Copy each line below in which the word "линейная" occurs.

Records from a dataset
────

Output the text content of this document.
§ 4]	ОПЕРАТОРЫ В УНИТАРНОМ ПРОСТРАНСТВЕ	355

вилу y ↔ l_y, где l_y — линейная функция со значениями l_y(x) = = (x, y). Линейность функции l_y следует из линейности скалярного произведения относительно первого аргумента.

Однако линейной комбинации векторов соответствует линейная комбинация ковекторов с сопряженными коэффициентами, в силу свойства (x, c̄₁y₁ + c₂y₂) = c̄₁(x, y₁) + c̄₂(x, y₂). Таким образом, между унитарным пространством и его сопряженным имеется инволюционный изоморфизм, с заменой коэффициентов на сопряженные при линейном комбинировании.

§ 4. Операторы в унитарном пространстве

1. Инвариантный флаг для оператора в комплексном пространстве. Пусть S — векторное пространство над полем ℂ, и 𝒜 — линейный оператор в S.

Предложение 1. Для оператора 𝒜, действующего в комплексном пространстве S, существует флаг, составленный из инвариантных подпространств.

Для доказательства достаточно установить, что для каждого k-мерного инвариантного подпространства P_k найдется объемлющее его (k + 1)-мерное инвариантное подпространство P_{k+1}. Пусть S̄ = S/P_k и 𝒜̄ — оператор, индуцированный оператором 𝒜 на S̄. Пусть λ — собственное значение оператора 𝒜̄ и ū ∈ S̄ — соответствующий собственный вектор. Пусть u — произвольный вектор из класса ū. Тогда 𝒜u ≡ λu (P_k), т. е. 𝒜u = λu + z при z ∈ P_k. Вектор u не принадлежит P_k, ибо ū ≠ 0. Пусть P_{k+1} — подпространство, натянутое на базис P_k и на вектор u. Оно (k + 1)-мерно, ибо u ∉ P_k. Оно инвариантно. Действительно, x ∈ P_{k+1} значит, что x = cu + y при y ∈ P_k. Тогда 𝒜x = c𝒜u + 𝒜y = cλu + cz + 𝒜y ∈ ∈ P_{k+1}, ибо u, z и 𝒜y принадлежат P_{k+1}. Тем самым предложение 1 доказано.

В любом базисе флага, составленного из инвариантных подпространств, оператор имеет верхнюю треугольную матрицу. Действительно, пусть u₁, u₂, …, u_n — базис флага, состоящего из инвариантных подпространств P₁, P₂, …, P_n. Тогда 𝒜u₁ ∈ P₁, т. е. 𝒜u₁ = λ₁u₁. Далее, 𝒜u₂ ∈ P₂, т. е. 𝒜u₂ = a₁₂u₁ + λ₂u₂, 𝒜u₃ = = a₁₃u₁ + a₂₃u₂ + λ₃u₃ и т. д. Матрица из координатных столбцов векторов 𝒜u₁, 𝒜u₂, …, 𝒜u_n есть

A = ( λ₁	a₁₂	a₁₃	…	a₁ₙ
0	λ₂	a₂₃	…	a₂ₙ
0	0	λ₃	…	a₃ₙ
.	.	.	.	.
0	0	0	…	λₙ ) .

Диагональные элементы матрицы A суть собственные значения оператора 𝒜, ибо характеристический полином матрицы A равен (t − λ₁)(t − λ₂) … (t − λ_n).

────

§ TASK SOLUTION:
вилу y ↔ l_y, где l_y — линейная функция со значениями l_y(x) = = (x, y). Линейность функции l_y следует из линейности скалярного произведения относительно первого аргумента.
Однако линейной комбинации векторов соответствует линейная комбинация ковекторов с сопряженными коэффициентами, в силу свойства (x, c̄₁y₁ + c₂y₂) = c̄₁(x, y₁) + c̄₂(x, y₂). Таким образом, между унитарным пространством и его сопряженным имеется инволюционный изоморфизм, с заменой коэффициентов на сопряженные при линейном комбинировании.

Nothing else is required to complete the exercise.